» What is being asked: Say how many lines of these entries include the word "October", and answer with the number alone.

» Input data:
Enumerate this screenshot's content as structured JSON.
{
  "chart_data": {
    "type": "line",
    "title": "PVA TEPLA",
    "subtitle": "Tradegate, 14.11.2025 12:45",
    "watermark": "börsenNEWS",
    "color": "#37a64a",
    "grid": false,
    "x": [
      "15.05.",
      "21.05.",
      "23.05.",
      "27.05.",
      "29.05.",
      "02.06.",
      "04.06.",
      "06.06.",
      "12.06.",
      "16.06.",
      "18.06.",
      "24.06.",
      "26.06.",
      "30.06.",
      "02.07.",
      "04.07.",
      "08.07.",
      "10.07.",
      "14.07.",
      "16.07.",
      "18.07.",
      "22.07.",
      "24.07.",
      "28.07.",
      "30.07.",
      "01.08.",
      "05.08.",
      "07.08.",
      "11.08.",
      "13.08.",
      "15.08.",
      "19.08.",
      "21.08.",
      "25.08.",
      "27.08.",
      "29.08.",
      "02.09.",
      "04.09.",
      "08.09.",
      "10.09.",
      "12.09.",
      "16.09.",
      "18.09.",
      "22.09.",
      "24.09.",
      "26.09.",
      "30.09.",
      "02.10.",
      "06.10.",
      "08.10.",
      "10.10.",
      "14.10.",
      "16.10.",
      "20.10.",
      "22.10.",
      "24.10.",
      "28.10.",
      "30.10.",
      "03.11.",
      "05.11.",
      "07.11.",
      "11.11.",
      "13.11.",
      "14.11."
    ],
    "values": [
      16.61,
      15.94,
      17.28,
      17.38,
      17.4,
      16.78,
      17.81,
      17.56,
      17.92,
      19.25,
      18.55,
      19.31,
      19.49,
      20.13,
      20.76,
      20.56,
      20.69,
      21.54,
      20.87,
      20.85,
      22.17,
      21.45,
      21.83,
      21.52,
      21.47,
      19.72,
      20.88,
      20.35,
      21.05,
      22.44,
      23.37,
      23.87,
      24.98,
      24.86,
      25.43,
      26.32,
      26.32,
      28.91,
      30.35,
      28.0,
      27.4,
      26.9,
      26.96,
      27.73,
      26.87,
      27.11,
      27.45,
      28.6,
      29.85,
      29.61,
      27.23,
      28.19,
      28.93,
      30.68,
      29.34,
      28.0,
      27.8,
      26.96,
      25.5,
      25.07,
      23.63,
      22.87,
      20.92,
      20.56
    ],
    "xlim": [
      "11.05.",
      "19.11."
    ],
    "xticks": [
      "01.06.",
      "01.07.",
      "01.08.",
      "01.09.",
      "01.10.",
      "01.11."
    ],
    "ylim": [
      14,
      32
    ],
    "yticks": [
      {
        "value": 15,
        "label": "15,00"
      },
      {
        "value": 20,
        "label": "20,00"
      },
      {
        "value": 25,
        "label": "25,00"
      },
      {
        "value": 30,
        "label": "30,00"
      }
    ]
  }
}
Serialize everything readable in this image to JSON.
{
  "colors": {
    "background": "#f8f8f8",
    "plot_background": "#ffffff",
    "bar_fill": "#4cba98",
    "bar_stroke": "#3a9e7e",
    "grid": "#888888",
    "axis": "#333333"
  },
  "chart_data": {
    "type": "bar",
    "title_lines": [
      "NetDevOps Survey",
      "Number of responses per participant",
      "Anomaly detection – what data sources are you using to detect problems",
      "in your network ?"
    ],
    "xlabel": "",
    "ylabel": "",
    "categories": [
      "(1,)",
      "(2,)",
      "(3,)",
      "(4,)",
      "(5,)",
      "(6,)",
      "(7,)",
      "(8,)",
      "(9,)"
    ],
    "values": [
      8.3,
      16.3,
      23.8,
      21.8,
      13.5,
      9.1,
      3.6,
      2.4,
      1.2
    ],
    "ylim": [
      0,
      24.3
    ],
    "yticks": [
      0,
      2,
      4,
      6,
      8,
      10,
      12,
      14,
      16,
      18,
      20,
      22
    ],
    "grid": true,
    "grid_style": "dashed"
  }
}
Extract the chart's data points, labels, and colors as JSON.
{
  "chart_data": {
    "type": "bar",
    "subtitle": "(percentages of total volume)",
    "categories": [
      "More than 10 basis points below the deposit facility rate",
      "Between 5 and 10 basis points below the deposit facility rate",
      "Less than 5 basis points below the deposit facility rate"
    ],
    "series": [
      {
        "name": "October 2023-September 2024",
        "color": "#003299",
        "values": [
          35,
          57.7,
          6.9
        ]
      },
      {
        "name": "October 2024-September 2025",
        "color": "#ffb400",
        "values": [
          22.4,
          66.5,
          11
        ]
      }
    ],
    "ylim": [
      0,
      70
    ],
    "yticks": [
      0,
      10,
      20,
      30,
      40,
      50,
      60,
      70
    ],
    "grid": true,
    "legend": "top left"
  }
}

» Task output: 2